*Given task*. Print all records exactly, leaving nothing out.
═════ Records for processing
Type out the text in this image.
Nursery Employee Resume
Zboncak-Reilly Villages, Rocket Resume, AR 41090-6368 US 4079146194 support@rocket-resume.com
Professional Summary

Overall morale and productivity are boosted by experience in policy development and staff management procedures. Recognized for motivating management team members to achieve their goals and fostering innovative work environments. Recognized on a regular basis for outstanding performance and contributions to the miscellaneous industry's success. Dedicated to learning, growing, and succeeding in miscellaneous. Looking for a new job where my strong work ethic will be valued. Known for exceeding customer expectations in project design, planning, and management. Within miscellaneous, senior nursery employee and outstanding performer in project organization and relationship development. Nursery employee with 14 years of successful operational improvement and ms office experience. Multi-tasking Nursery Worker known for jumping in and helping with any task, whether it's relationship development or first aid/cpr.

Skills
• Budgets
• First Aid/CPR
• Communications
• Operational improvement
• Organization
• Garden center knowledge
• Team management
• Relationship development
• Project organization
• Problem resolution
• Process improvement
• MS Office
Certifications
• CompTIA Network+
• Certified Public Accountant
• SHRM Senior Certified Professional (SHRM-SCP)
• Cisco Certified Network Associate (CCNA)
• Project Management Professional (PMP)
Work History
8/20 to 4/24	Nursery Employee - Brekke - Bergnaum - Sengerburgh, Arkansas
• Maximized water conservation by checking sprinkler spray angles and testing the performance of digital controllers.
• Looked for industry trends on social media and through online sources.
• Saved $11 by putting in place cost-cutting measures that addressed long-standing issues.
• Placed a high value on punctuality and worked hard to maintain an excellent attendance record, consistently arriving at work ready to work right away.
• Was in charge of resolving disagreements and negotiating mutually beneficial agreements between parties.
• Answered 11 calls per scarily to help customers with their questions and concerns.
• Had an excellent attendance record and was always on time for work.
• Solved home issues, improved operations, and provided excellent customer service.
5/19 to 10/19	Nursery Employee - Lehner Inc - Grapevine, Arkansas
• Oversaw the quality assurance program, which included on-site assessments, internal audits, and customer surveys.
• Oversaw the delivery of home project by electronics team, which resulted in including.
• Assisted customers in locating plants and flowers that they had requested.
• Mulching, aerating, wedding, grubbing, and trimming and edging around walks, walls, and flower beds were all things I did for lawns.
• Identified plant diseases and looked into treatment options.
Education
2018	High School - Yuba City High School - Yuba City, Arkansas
══════════
*Complete output*.
Type out the text in this image.
Nursery Employee Resume
Zboncak-Reilly Villages, Rocket Resume, AR 41090-6368 US 4079146194 support@rocket-resume.com
Professional Summary

Overall morale and productivity are boosted by experience in policy development and staff management procedures. Recognized for motivating management team members to achieve their goals and fostering innovative work environments. Recognized on a regular basis for outstanding performance and contributions to the miscellaneous industry's success. Dedicated to learning, growing, and succeeding in miscellaneous. Looking for a new job where my strong work ethic will be valued. Known for exceeding customer expectations in project design, planning, and management. Within miscellaneous, senior nursery employee and outstanding performer in project organization and relationship development. Nursery employee with 14 years of successful operational improvement and ms office experience. Multi-tasking Nursery Worker known for jumping in and helping with any task, whether it's relationship development or first aid/cpr.

Skills
• Budgets
• First Aid/CPR
• Communications
• Operational improvement
• Organization
• Garden center knowledge
• Team management
• Relationship development
• Project organization
• Problem resolution
• Process improvement
• MS Office
Certifications
• CompTIA Network+
• Certified Public Accountant
• SHRM Senior Certified Professional (SHRM-SCP)
• Cisco Certified Network Associate (CCNA)
• Project Management Professional (PMP)
Work History
8/20 to 4/24	Nursery Employee - Brekke - Bergnaum - Sengerburgh, Arkansas
• Maximized water conservation by checking sprinkler spray angles and testing the performance of digital controllers.
• Looked for industry trends on social media and through online sources.
• Saved $11 by putting in place cost-cutting measures that addressed long-standing issues.
• Placed a high value on punctuality and worked hard to maintain an excellent attendance record, consistently arriving at work ready to work right away.
• Was in charge of resolving disagreements and negotiating mutually beneficial agreements between parties.
• Answered 11 calls per scarily to help customers with their questions and concerns.
• Had an excellent attendance record and was always on time for work.
• Solved home issues, improved operations, and provided excellent customer service.
5/19 to 10/19	Nursery Employee - Lehner Inc - Grapevine, Arkansas
• Oversaw the quality assurance program, which included on-site assessments, internal audits, and customer surveys.
• Oversaw the delivery of home project by electronics team, which resulted in including.
• Assisted customers in locating plants and flowers that they had requested.
• Mulching, aerating, wedding, grubbing, and trimming and edging around walks, walls, and flower beds were all things I did for lawns.
• Identified plant diseases and looked into treatment options.
Education
2018	High School - Yuba City High School - Yuba City, Arkansas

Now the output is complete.